STATED GOAL
Work through the material below and count the lines holding the word "ylabel"; give that count and nothing more.

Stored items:
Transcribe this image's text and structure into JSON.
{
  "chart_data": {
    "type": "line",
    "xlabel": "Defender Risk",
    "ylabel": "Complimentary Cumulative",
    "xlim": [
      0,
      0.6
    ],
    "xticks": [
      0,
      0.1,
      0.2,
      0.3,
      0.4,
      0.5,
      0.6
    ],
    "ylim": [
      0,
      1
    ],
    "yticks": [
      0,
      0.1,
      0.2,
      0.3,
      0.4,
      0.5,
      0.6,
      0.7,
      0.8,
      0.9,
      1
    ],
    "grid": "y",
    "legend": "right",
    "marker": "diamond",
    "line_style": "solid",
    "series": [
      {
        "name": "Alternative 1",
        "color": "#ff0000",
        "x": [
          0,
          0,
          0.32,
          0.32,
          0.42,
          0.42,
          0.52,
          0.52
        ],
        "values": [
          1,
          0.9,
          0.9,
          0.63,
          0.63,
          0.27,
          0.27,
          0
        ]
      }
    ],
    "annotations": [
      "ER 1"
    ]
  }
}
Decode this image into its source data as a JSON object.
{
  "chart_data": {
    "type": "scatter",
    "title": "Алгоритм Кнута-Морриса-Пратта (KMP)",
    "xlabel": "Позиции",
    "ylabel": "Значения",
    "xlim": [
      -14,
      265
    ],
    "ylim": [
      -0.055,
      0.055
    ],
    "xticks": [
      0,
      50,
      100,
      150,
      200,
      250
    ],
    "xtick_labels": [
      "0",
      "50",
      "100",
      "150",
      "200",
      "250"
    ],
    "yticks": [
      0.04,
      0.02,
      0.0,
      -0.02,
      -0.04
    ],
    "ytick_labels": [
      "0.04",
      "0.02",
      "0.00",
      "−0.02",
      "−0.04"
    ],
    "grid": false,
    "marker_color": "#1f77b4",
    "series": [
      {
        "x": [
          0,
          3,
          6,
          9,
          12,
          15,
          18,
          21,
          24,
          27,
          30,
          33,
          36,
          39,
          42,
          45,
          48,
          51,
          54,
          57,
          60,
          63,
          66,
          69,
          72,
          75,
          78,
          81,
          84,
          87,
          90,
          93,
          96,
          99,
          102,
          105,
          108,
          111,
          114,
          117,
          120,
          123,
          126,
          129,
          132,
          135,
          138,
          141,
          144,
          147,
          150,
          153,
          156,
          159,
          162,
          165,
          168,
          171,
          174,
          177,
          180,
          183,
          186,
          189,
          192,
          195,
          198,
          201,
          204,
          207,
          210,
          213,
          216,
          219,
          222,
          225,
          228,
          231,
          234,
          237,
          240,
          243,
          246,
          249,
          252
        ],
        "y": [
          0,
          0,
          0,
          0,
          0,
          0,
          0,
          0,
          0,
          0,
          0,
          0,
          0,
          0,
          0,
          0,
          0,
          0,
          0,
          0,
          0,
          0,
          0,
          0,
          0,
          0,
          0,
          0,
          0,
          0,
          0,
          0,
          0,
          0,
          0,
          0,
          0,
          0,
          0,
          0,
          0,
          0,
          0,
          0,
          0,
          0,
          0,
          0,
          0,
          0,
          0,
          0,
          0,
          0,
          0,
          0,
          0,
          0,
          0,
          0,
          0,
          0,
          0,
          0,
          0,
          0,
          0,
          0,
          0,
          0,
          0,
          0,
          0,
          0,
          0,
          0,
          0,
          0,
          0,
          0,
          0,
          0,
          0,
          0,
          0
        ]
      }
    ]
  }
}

REPLY TO THE EXERCISE
2